## [Task]
Copy every line that contains the string "SERIES" from the entries below.

*** Given information ***

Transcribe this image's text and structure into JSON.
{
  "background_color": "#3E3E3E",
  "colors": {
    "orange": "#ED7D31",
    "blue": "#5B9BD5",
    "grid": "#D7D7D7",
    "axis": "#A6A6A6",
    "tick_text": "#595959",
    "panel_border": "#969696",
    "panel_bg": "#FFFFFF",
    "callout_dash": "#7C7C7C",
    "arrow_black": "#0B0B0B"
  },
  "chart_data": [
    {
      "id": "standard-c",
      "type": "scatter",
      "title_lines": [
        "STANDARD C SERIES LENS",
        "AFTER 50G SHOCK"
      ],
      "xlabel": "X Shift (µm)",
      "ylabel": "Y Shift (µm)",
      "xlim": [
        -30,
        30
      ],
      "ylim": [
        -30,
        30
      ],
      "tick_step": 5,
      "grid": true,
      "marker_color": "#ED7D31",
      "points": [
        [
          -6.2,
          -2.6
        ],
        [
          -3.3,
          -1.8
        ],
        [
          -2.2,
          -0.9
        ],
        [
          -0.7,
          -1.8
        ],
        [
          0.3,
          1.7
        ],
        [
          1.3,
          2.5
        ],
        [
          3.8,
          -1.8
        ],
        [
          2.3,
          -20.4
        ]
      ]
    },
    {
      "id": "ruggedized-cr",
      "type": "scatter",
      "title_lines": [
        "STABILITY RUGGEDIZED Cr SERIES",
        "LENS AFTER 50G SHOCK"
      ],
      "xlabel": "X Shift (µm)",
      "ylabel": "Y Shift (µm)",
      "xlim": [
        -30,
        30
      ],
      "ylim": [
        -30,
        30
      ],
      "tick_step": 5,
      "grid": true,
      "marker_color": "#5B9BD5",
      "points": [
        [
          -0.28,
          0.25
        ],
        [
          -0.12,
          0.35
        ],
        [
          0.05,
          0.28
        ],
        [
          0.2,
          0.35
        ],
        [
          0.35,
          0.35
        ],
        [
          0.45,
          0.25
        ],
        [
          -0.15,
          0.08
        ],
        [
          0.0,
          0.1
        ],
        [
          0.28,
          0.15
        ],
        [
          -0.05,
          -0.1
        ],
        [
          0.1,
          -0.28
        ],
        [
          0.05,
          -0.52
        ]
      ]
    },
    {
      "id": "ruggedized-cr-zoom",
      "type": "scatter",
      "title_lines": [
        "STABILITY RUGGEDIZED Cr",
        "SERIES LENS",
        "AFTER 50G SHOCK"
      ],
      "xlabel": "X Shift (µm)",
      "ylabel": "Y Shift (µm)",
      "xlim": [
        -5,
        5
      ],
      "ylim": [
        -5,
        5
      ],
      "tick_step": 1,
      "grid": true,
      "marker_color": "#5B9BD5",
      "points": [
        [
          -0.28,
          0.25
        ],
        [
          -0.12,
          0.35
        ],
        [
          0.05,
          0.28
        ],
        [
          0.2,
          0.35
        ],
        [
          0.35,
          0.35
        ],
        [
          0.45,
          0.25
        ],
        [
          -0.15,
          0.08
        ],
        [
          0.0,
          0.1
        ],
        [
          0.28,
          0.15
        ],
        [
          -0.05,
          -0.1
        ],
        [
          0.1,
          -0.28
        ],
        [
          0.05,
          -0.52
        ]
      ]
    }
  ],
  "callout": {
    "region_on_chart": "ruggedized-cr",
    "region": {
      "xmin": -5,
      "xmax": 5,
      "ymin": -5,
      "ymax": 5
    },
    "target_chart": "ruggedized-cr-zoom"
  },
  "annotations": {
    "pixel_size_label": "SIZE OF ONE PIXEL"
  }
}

***

## [Complete answer]
        "STANDARD C SERIES LENS",
        "STABILITY RUGGEDIZED Cr SERIES",
        "SERIES LENS",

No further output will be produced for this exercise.